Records
'''
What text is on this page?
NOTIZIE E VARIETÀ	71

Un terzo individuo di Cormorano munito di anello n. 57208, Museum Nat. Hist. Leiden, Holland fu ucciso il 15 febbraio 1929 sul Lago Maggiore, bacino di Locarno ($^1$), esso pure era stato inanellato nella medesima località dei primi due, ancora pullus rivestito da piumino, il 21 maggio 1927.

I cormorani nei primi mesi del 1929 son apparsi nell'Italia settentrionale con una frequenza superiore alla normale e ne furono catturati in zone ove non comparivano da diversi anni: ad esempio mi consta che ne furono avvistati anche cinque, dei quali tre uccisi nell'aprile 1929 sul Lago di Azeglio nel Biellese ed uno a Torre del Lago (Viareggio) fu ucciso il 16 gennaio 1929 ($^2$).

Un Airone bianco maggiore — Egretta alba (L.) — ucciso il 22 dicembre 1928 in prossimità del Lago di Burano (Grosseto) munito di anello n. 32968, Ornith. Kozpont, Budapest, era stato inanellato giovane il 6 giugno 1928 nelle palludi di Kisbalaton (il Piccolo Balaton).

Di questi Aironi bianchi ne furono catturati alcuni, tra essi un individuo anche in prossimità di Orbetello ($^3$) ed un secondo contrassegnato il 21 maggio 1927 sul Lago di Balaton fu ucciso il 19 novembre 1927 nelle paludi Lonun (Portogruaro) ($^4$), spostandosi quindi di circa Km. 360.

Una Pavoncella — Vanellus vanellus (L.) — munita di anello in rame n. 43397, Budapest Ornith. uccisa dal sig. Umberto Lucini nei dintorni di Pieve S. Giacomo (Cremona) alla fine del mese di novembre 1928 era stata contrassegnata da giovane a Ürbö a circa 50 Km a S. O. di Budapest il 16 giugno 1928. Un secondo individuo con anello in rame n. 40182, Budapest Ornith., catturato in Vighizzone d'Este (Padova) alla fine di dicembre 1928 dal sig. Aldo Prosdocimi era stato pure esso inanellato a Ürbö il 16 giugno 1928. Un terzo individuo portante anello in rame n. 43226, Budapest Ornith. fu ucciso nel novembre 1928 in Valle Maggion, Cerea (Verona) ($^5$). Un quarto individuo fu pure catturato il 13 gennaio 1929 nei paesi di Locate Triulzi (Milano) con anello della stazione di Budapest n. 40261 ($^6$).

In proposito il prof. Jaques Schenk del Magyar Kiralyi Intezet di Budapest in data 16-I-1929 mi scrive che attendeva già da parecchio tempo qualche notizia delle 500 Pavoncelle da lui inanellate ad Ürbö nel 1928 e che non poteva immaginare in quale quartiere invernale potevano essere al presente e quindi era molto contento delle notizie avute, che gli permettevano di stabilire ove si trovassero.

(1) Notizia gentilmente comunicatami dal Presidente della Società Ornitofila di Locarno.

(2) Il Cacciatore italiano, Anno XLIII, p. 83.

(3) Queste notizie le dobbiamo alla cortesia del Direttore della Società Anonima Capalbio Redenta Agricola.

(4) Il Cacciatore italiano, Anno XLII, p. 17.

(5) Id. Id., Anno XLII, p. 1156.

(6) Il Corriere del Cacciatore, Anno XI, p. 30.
'''
THE EXERCISE
Copy out each line exactly.

RESULT
What text is on this page?
NOTIZIE E VARIETÀ	71

Un terzo individuo di Cormorano munito di anello n. 57208, Museum Nat. Hist. Leiden, Holland fu ucciso il 15 febbraio 1929 sul Lago Maggiore, bacino di Locarno ($^1$), esso pure era stato inanellato nella medesima località dei primi due, ancora pullus rivestito da piumino, il 21 maggio 1927.

I cormorani nei primi mesi del 1929 son apparsi nell'Italia settentrionale con una frequenza superiore alla normale e ne furono catturati in zone ove non comparivano da diversi anni: ad esempio mi consta che ne furono avvistati anche cinque, dei quali tre uccisi nell'aprile 1929 sul Lago di Azeglio nel Biellese ed uno a Torre del Lago (Viareggio) fu ucciso il 16 gennaio 1929 ($^2$).

Un Airone bianco maggiore — Egretta alba (L.) — ucciso il 22 dicembre 1928 in prossimità del Lago di Burano (Grosseto) munito di anello n. 32968, Ornith. Kozpont, Budapest, era stato inanellato giovane il 6 giugno 1928 nelle palludi di Kisbalaton (il Piccolo Balaton).

Di questi Aironi bianchi ne furono catturati alcuni, tra essi un individuo anche in prossimità di Orbetello ($^3$) ed un secondo contrassegnato il 21 maggio 1927 sul Lago di Balaton fu ucciso il 19 novembre 1927 nelle paludi Lonun (Portogruaro) ($^4$), spostandosi quindi di circa Km. 360.

Una Pavoncella — Vanellus vanellus (L.) — munita di anello in rame n. 43397, Budapest Ornith. uccisa dal sig. Umberto Lucini nei dintorni di Pieve S. Giacomo (Cremona) alla fine del mese di novembre 1928 era stata contrassegnata da giovane a Ürbö a circa 50 Km a S. O. di Budapest il 16 giugno 1928. Un secondo individuo con anello in rame n. 40182, Budapest Ornith., catturato in Vighizzone d'Este (Padova) alla fine di dicembre 1928 dal sig. Aldo Prosdocimi era stato pure esso inanellato a Ürbö il 16 giugno 1928. Un terzo individuo portante anello in rame n. 43226, Budapest Ornith. fu ucciso nel novembre 1928 in Valle Maggion, Cerea (Verona) ($^5$). Un quarto individuo fu pure catturato il 13 gennaio 1929 nei paesi di Locate Triulzi (Milano) con anello della stazione di Budapest n. 40261 ($^6$).

In proposito il prof. Jaques Schenk del Magyar Kiralyi Intezet di Budapest in data 16-I-1929 mi scrive che attendeva già da parecchio tempo qualche notizia delle 500 Pavoncelle da lui inanellate ad Ürbö nel 1928 e che non poteva immaginare in quale quartiere invernale potevano essere al presente e quindi era molto contento delle notizie avute, che gli permettevano di stabilire ove si trovassero.

(1) Notizia gentilmente comunicatami dal Presidente della Società Ornitofila di Locarno.

(2) Il Cacciatore italiano, Anno XLIII, p. 83.

(3) Queste notizie le dobbiamo alla cortesia del Direttore della Società Anonima Capalbio Redenta Agricola.

(4) Il Cacciatore italiano, Anno XLII, p. 17.

(5) Id. Id., Anno XLII, p. 1156.

(6) Il Corriere del Cacciatore, Anno XI, p. 30.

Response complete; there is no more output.